## Work to do:
Format the rows from the one containing "List each element" through the one containing "bar-undergrad-2015年 — [387, 188, 422, 417]" as a JSON list of strings, one string per row, leaving out blank lines.

## Records shown:
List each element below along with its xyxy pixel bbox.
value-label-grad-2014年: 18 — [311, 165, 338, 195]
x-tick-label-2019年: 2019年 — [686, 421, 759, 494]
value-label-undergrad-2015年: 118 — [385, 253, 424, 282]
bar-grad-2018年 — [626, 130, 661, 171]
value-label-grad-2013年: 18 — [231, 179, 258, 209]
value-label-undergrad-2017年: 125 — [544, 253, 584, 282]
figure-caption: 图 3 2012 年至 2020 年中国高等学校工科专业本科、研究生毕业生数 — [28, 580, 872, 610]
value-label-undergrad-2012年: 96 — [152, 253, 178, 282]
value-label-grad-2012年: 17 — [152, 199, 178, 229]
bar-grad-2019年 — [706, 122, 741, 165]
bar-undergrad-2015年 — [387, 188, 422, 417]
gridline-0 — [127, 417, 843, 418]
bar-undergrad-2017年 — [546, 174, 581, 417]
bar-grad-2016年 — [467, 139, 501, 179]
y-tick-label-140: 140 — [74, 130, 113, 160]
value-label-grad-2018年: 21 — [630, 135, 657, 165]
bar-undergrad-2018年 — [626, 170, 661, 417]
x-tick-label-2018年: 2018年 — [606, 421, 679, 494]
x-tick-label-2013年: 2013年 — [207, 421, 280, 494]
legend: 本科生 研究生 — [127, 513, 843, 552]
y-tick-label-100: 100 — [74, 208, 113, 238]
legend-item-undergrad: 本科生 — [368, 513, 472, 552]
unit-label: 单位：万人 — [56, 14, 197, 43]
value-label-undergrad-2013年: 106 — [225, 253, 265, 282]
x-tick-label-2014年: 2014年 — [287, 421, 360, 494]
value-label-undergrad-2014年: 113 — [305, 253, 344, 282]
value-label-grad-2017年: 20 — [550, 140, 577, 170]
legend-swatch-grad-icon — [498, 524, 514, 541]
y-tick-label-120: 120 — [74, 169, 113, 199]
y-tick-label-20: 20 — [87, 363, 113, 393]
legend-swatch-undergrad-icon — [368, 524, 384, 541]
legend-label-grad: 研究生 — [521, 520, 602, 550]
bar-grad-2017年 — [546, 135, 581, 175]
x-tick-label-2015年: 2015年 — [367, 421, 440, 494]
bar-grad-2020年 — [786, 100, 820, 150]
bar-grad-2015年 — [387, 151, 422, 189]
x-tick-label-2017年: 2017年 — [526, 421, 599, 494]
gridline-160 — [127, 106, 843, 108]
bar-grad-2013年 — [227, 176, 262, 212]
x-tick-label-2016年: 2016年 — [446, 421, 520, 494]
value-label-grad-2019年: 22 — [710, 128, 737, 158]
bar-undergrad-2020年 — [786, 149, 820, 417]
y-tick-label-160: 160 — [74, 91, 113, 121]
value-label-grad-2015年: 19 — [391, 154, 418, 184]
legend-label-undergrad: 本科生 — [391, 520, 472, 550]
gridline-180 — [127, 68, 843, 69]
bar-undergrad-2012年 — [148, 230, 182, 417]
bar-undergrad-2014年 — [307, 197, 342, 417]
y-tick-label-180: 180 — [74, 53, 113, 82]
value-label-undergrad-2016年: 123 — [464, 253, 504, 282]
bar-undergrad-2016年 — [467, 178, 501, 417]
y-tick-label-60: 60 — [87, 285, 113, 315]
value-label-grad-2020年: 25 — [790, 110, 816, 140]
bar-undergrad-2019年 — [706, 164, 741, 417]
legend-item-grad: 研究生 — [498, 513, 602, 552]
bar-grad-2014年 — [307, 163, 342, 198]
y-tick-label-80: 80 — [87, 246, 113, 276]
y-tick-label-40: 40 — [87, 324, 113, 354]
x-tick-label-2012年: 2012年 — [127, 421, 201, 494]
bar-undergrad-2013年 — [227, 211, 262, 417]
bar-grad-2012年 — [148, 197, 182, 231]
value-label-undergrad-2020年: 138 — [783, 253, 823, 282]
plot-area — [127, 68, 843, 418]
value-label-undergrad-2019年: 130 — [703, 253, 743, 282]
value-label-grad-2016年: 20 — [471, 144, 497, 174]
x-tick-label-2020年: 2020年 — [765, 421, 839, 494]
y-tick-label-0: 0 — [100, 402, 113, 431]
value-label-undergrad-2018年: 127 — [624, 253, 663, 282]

...

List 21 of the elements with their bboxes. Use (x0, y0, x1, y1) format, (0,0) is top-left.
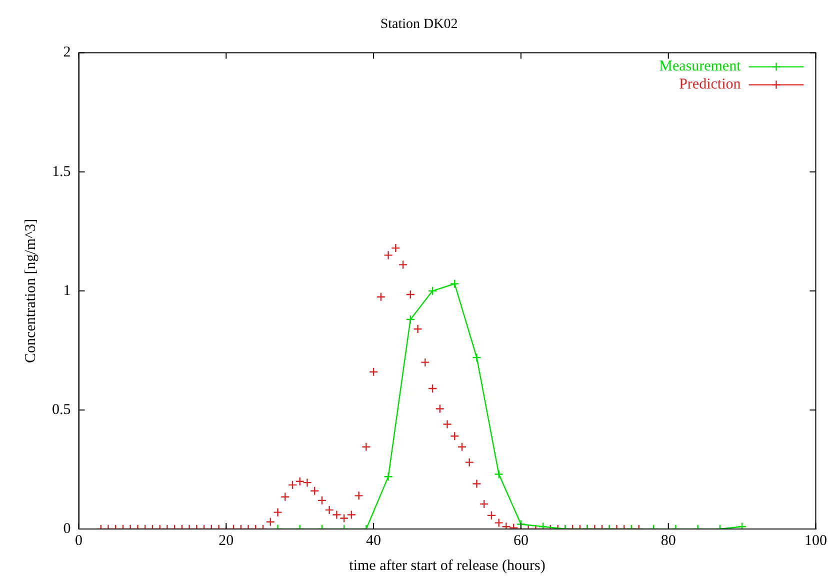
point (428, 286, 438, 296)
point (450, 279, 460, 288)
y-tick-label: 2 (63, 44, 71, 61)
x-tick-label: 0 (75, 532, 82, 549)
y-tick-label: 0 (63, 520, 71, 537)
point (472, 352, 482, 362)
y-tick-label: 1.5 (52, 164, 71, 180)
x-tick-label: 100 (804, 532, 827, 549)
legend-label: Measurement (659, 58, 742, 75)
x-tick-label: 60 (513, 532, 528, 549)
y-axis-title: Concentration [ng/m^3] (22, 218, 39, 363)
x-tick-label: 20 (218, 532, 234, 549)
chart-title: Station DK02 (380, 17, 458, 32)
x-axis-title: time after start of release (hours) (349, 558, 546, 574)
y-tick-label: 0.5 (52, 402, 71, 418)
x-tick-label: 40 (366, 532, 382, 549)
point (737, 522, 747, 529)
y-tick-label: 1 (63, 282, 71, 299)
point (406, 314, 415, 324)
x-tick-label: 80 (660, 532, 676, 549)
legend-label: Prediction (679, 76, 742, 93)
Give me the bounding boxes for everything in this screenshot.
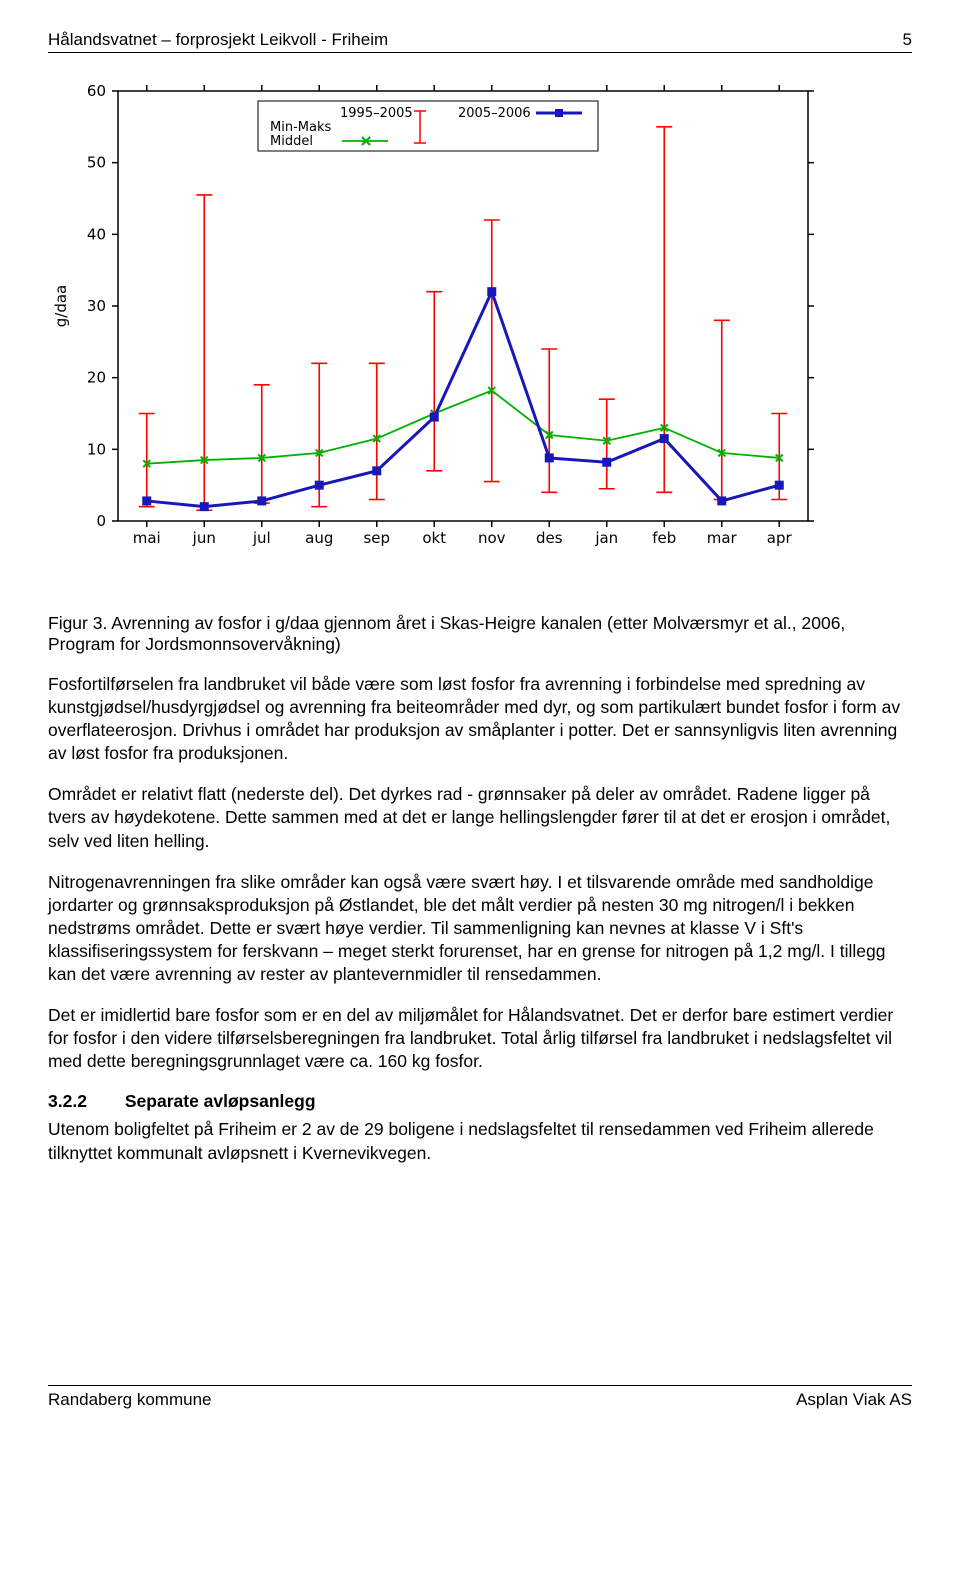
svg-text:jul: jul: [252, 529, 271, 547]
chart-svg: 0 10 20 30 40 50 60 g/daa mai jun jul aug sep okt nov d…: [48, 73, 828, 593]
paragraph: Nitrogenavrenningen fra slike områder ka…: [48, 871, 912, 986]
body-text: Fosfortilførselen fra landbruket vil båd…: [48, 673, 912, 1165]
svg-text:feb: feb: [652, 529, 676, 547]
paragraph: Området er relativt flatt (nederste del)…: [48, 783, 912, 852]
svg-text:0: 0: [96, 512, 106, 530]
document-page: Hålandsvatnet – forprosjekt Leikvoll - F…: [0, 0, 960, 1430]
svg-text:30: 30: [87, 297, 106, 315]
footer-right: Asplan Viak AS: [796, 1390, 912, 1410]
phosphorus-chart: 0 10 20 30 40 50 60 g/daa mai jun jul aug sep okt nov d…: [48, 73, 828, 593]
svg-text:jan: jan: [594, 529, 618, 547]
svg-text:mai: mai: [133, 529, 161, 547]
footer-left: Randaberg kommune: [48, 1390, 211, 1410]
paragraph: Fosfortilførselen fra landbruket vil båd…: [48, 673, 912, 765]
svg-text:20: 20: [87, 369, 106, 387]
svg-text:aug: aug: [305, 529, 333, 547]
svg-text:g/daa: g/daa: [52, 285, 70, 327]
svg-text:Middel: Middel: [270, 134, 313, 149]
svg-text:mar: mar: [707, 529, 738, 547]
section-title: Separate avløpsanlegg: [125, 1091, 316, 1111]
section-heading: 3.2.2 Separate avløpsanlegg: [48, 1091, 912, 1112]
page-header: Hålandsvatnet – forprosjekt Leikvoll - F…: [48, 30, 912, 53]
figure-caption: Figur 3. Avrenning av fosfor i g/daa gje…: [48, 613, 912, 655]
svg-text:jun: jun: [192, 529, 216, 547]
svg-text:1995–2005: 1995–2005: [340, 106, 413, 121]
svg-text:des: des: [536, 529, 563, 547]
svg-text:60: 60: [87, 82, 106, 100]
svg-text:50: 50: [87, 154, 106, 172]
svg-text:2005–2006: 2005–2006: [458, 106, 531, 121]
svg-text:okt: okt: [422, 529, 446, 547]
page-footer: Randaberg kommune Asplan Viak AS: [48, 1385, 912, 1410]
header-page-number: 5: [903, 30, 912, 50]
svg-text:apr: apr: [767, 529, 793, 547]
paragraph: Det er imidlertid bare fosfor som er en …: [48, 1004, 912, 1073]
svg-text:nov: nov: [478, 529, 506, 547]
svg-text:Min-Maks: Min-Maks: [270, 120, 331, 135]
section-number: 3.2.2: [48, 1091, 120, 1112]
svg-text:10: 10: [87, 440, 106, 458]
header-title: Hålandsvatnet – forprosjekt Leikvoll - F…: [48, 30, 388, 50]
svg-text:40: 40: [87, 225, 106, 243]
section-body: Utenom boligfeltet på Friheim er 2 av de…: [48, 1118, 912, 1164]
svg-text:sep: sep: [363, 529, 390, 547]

## Task response:
[
  "List each element below along with its xyxy pixel bbox.",
  "value-label-grad-2014年: 18 — [311, 165, 338, 195]",
  "x-tick-label-2019年: 2019年 — [686, 421, 759, 494]",
  "value-label-undergrad-2015年: 118 — [385, 253, 424, 282]",
  "bar-grad-2018年 — [626, 130, 661, 171]",
  "value-label-grad-2013年: 18 — [231, 179, 258, 209]",
  "value-label-undergrad-2017年: 125 — [544, 253, 584, 282]",
  "figure-caption: 图 3 2012 年至 2020 年中国高等学校工科专业本科、研究生毕业生数 — [28, 580, 872, 610]",
  "value-label-undergrad-2012年: 96 — [152, 253, 178, 282]",
  "value-label-grad-2012年: 17 — [152, 199, 178, 229]",
  "bar-grad-2019年 — [706, 122, 741, 165]",
  "bar-undergrad-2015年 — [387, 188, 422, 417]"
]